[AIM OF THE EXERCISE] For each line in the data below that holds "Spectral", return a copy.

........

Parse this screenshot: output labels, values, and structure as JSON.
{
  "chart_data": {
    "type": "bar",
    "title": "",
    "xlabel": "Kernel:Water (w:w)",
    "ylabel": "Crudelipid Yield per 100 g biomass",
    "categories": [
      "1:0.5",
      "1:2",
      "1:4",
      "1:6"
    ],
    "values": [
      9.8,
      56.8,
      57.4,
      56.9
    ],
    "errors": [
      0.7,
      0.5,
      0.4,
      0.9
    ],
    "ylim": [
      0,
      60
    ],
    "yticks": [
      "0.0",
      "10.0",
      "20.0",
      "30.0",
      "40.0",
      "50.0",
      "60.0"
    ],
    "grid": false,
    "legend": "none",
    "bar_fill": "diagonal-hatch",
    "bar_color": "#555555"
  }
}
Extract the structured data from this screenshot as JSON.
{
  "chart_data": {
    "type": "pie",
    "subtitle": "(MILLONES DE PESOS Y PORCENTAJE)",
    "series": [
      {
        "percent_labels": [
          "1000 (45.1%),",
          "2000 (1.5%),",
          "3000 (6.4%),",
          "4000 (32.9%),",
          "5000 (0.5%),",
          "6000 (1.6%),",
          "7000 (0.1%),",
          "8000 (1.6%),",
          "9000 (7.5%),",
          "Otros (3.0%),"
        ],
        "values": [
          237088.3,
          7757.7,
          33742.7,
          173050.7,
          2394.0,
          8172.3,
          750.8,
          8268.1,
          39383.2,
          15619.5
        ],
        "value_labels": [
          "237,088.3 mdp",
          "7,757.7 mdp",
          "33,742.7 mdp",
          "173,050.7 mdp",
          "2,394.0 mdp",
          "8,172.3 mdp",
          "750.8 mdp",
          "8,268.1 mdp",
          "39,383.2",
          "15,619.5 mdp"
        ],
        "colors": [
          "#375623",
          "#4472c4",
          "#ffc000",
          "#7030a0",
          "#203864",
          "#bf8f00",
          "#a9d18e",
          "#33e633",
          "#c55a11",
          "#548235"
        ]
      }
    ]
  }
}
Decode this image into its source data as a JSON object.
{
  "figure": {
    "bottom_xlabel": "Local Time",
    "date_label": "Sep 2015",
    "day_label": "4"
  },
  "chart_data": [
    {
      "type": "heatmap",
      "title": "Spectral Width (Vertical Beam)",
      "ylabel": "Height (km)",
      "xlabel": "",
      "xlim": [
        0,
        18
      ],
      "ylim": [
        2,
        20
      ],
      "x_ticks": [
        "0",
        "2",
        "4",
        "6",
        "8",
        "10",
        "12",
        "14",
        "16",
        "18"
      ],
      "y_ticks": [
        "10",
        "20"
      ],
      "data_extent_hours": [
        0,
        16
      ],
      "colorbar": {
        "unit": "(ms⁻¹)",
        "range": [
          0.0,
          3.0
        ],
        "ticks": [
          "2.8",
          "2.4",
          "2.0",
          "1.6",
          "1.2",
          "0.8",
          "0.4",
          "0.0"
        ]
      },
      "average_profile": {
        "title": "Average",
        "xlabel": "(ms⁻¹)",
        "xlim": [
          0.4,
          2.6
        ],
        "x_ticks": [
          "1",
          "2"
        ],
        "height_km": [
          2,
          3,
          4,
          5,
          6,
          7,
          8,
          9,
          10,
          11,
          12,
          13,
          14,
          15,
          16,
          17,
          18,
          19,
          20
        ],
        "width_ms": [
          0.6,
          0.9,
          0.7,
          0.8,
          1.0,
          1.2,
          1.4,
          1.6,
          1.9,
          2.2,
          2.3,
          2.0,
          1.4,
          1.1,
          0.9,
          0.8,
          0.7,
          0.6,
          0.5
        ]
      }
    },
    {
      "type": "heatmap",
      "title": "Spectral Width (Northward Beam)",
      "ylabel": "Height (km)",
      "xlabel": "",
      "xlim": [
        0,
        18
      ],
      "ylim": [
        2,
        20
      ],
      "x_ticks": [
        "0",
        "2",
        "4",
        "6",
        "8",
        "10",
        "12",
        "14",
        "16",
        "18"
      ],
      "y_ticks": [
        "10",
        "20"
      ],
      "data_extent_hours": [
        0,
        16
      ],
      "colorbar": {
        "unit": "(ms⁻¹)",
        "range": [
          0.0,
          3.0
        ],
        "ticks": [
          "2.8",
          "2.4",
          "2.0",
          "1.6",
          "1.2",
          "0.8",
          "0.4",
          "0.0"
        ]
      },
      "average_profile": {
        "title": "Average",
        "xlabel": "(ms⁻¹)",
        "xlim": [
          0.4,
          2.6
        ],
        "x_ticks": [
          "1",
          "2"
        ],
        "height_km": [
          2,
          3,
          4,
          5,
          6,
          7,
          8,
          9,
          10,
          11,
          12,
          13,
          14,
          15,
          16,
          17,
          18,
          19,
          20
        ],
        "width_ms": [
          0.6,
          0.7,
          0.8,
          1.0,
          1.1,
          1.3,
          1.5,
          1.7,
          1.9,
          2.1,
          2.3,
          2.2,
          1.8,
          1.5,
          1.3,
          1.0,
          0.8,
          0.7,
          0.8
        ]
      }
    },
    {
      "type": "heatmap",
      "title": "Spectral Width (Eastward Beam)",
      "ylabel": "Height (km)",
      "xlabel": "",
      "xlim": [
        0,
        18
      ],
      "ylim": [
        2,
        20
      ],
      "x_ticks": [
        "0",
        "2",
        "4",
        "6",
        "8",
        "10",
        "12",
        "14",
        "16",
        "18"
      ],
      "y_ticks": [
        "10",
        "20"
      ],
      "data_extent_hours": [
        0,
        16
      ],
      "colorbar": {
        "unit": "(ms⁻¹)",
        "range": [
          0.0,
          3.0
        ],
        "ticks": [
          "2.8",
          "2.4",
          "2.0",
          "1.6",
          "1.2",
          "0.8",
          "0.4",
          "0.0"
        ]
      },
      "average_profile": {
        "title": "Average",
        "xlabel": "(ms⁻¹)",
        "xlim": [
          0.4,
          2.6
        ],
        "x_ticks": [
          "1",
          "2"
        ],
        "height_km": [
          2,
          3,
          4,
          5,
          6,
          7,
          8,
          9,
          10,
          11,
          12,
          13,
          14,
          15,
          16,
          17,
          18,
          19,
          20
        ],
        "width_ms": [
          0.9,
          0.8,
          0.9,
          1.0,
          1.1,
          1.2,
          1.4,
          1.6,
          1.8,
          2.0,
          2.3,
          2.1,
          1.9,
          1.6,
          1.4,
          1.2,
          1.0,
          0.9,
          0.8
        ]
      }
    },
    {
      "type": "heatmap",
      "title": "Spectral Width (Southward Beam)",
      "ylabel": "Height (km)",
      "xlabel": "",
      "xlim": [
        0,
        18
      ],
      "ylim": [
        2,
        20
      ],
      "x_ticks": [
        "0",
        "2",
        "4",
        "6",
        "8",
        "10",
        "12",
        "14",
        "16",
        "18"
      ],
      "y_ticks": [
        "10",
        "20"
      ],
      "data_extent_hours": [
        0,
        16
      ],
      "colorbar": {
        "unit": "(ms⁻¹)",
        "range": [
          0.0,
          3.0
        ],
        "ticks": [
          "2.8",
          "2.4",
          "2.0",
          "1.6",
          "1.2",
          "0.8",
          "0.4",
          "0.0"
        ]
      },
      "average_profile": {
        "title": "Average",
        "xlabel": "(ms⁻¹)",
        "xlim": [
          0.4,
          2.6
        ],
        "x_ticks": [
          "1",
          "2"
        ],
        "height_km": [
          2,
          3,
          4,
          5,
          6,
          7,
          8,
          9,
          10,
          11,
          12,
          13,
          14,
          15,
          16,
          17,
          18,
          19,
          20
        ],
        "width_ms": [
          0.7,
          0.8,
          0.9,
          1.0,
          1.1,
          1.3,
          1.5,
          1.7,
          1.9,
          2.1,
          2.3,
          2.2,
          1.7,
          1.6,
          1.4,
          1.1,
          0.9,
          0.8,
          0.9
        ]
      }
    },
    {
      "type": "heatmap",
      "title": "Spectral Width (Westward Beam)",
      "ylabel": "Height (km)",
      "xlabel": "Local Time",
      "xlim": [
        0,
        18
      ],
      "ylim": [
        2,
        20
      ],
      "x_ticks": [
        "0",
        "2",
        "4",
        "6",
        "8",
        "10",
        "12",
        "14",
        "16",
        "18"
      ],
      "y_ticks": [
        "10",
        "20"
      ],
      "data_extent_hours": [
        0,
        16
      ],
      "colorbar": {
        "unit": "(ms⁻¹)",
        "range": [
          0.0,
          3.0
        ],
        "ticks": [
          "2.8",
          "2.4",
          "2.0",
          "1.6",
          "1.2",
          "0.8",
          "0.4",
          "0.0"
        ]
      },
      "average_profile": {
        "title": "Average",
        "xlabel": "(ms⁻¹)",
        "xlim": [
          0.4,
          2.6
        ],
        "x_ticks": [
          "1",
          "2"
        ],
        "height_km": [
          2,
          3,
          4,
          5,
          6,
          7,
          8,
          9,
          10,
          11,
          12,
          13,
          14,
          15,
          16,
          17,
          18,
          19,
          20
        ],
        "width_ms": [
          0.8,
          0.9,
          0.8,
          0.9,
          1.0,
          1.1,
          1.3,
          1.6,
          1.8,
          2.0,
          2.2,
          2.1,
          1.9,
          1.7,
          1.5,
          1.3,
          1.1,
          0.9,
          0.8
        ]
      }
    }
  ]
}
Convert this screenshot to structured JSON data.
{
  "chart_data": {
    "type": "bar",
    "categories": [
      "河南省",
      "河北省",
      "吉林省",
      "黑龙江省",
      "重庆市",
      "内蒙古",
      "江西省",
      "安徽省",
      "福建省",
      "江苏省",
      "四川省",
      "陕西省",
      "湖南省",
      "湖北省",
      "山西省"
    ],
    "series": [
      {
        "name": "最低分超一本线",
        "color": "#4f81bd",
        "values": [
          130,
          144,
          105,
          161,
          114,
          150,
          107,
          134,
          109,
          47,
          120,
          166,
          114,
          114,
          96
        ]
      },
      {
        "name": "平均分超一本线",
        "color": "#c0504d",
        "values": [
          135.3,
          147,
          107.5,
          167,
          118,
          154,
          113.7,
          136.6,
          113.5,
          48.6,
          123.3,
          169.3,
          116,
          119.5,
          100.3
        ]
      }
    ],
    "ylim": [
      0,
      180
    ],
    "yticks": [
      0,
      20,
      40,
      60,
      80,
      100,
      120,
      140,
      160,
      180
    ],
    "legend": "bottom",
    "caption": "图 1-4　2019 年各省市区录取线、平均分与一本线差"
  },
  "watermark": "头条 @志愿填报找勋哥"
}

........

[COMPLETE ANSWER]
      "title": "Spectral Width (Vertical Beam)",
      "title": "Spectral Width (Northward Beam)",
      "title": "Spectral Width (Eastward Beam)",
      "title": "Spectral Width (Southward Beam)",
      "title": "Spectral Width (Westward Beam)",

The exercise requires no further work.